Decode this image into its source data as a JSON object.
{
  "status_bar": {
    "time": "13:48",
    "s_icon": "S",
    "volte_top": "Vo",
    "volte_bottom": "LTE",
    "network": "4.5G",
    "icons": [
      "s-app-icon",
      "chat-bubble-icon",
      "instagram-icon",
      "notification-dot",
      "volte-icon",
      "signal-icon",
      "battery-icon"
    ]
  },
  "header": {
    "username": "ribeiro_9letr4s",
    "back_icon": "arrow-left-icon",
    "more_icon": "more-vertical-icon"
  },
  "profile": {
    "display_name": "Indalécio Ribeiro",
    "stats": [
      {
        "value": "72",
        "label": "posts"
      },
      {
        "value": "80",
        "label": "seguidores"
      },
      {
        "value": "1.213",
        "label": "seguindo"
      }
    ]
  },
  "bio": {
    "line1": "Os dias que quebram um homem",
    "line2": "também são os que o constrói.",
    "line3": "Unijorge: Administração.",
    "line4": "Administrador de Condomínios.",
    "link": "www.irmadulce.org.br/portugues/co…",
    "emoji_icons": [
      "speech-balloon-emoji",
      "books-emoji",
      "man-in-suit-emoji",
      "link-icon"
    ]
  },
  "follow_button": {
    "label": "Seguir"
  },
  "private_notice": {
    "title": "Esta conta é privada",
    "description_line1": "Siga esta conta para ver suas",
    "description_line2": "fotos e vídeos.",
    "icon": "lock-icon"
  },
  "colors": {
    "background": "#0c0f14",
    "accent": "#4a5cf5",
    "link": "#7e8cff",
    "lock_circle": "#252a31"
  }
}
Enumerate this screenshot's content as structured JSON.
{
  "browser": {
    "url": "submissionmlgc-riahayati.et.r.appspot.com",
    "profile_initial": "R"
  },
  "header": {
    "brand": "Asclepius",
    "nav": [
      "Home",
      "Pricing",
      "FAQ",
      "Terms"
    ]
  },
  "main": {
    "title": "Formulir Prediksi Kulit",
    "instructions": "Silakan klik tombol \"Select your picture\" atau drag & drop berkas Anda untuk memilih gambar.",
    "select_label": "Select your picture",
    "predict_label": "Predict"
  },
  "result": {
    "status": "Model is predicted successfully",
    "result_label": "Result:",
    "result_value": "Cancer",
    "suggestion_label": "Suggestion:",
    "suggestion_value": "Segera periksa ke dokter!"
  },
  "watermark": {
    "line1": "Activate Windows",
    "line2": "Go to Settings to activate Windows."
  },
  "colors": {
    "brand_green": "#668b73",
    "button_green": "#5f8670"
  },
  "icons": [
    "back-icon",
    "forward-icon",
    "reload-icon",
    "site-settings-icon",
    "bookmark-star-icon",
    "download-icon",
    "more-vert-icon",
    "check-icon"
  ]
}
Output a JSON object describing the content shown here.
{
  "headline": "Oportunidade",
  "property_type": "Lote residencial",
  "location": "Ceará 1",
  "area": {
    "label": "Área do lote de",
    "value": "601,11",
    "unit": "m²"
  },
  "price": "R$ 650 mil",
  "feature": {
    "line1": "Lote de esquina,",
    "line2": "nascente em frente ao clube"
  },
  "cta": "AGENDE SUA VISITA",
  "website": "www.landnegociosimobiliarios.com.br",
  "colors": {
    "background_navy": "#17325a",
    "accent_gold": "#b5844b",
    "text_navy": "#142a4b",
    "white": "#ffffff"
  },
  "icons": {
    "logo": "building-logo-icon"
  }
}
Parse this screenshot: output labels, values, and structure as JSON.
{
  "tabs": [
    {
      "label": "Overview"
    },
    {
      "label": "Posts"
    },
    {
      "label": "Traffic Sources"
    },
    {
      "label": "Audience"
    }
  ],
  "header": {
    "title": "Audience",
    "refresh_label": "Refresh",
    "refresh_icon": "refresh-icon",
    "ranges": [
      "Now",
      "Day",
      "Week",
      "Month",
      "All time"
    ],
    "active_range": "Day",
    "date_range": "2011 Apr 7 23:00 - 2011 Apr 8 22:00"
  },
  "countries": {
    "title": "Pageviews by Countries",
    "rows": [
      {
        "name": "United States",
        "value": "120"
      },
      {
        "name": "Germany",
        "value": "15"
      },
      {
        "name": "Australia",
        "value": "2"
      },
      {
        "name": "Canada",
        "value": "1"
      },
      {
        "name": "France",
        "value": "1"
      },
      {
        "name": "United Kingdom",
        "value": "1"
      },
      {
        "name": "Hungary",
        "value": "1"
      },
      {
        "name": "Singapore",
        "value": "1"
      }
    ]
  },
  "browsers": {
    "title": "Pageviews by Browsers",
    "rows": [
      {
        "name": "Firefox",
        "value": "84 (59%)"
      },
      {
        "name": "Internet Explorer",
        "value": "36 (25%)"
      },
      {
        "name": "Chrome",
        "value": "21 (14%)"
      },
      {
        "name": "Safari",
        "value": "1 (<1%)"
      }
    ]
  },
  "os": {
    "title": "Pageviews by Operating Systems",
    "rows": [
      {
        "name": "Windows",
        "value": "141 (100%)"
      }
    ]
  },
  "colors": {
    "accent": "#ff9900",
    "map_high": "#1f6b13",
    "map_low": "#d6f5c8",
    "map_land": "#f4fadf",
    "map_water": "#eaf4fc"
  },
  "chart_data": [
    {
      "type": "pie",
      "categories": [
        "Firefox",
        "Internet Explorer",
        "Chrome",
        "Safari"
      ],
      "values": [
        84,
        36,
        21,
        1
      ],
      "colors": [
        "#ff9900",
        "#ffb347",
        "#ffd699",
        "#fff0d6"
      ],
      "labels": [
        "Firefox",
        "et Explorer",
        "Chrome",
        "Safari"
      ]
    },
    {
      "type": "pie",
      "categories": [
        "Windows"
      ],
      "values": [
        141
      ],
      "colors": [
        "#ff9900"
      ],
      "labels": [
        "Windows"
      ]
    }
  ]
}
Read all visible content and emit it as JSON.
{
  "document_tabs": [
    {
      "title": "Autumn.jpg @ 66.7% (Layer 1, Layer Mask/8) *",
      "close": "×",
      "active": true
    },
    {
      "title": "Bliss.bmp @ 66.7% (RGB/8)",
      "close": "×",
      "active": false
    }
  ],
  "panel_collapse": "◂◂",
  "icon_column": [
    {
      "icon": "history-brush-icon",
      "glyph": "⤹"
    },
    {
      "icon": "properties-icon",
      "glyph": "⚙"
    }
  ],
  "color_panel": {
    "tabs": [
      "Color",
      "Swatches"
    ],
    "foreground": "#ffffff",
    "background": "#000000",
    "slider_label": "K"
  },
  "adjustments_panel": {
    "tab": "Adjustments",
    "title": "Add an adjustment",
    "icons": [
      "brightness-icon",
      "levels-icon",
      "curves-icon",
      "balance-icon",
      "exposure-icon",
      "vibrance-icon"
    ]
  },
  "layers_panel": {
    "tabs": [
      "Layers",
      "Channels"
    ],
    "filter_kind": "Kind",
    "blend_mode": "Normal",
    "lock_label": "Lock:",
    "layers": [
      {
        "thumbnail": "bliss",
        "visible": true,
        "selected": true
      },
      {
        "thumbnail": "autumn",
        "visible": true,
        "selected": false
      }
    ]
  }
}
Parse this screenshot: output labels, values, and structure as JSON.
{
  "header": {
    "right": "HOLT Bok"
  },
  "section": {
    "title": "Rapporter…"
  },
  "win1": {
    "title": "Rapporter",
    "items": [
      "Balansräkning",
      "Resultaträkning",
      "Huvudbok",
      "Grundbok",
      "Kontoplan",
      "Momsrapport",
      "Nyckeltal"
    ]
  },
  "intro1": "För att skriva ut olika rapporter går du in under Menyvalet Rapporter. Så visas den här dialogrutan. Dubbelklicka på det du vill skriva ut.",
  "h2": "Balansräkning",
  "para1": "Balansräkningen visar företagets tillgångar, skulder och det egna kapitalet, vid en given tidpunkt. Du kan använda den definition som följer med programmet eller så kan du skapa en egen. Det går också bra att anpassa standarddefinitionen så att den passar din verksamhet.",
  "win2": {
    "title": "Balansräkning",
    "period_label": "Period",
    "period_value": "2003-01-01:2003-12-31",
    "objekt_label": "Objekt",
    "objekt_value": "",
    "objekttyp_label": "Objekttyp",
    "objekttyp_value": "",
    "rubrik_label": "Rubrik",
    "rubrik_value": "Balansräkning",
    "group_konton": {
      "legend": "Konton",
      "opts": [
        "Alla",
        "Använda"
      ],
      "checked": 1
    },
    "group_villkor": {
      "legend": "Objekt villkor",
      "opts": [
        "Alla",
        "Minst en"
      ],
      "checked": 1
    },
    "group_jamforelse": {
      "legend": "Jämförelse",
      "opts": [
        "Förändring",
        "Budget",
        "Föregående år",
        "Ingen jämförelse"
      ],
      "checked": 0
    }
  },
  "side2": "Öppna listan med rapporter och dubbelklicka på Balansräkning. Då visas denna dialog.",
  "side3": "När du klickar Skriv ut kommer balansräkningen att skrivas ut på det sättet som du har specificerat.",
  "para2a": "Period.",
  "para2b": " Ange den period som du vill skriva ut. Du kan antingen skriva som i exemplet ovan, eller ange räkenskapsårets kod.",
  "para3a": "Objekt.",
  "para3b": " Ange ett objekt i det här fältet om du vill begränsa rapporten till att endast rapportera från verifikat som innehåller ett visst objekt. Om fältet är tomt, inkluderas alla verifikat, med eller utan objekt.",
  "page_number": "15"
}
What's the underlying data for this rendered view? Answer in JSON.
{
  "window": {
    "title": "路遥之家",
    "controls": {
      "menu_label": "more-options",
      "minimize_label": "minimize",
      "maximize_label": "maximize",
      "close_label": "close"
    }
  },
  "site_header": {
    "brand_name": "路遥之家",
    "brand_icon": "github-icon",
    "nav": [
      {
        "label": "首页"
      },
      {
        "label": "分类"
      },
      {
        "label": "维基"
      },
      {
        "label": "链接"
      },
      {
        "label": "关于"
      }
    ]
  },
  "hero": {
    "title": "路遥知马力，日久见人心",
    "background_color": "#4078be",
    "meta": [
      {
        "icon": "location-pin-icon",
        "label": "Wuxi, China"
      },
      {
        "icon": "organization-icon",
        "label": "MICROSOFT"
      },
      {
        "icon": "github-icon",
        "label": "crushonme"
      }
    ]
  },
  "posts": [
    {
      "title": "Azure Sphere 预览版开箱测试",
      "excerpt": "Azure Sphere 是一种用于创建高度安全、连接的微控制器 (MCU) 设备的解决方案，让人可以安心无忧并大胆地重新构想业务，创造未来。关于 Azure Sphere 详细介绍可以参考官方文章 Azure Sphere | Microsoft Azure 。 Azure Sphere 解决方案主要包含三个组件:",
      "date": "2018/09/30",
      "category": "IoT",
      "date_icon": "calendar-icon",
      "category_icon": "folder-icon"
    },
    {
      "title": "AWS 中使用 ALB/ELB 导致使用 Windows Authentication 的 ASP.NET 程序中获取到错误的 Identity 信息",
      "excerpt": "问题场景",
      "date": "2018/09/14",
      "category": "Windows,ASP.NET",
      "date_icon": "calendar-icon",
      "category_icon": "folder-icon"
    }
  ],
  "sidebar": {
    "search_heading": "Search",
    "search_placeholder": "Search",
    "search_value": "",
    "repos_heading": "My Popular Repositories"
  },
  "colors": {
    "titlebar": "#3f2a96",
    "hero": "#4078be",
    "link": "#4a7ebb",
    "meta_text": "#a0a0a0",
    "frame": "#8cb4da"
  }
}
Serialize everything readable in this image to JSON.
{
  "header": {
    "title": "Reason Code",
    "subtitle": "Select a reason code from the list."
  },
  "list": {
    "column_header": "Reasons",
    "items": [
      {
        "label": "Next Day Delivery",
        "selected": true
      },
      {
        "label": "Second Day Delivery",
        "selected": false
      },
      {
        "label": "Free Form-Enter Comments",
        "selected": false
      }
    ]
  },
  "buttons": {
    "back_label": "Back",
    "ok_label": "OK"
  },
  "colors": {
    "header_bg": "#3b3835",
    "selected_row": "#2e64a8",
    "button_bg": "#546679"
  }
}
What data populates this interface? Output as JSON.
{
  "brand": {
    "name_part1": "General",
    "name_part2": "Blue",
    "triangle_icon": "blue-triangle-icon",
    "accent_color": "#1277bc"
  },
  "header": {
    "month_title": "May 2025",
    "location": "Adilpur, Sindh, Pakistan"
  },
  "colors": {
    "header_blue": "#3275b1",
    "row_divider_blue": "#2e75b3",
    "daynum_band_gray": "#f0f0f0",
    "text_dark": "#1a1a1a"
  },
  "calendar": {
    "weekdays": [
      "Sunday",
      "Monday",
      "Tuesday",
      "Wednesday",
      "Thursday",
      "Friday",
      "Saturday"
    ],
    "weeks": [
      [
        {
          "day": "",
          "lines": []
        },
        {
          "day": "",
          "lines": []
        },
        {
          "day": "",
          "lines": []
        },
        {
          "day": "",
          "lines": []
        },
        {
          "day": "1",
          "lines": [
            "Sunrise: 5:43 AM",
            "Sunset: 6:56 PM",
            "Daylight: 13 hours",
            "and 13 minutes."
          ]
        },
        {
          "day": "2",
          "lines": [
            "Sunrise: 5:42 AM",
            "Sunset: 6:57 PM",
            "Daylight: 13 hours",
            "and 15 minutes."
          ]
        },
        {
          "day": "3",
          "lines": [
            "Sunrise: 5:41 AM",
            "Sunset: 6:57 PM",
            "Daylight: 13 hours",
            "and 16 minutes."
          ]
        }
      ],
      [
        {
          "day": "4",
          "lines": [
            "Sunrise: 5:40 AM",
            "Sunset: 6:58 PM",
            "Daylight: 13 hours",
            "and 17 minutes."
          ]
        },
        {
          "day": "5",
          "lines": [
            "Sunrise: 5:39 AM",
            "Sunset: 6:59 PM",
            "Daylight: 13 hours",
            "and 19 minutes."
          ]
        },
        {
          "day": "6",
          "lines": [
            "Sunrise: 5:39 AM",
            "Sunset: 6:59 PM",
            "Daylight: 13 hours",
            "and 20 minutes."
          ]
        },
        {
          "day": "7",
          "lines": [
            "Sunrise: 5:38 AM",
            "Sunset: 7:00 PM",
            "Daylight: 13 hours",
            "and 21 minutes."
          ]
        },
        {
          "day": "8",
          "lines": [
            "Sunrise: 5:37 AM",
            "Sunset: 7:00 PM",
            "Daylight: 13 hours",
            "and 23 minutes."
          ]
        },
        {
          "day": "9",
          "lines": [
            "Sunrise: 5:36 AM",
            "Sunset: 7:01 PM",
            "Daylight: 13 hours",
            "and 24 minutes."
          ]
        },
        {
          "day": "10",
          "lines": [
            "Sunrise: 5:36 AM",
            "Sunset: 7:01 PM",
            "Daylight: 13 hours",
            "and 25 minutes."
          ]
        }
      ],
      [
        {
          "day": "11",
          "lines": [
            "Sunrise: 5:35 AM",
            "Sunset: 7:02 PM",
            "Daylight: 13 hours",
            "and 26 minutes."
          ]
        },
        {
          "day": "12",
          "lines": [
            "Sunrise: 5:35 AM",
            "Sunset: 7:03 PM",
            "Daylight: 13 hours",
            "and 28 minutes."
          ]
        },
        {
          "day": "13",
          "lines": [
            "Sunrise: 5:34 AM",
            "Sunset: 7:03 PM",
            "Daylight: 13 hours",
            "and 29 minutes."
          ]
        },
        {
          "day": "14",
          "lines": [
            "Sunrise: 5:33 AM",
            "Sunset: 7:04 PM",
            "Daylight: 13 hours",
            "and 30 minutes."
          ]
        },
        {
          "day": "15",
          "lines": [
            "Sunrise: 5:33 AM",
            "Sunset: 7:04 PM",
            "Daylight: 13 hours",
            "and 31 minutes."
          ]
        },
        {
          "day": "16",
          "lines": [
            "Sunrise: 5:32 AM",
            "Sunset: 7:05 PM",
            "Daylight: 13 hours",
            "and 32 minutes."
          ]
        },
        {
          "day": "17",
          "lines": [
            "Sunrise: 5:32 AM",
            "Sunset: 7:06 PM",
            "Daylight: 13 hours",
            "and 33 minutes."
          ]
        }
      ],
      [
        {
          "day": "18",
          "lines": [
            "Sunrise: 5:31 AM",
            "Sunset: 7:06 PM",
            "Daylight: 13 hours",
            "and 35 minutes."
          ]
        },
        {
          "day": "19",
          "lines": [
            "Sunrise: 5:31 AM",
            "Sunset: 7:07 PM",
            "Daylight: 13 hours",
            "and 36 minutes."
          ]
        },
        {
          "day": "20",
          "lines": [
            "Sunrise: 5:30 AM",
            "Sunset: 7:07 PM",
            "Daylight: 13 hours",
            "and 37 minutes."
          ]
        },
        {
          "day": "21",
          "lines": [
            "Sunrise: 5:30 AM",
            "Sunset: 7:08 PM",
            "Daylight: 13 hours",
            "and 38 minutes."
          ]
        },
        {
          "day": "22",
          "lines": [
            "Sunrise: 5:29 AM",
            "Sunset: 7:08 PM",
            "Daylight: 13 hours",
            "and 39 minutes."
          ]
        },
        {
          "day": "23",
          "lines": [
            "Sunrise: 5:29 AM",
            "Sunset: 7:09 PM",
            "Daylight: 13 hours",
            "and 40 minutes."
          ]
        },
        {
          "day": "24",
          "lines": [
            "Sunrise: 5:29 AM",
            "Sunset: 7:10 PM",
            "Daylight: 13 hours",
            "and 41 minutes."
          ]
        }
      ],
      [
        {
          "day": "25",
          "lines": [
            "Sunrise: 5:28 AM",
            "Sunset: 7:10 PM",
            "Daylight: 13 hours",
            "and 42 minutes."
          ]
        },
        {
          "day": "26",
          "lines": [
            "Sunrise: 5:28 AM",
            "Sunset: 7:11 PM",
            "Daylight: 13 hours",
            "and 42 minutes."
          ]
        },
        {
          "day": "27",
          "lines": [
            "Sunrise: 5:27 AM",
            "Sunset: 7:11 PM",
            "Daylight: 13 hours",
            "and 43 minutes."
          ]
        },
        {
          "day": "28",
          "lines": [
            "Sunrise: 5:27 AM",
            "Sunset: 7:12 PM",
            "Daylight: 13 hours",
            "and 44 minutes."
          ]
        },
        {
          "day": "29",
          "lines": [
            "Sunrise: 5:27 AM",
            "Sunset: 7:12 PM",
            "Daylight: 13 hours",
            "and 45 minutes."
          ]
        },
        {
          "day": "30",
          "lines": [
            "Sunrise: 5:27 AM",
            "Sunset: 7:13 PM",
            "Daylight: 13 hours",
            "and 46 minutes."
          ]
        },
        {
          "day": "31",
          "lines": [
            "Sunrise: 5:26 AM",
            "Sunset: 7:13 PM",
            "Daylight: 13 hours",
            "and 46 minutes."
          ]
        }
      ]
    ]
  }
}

WRITTEN INSTRUCTION - Search the data above for lines holding "Windows" and copy each of them.

OUTPUT FOR THIS EXERCISE -
    "line1": "Activate Windows",
    "line2": "Go to Settings to activate Windows."
        "name": "Windows",
        "Windows"
        "Windows"
      "title": "AWS 中使用 ALB/ELB 导致使用 Windows Authentication 的 ASP.NET 程序中获取到错误的 Identity 信息",
      "category": "Windows,ASP.NET",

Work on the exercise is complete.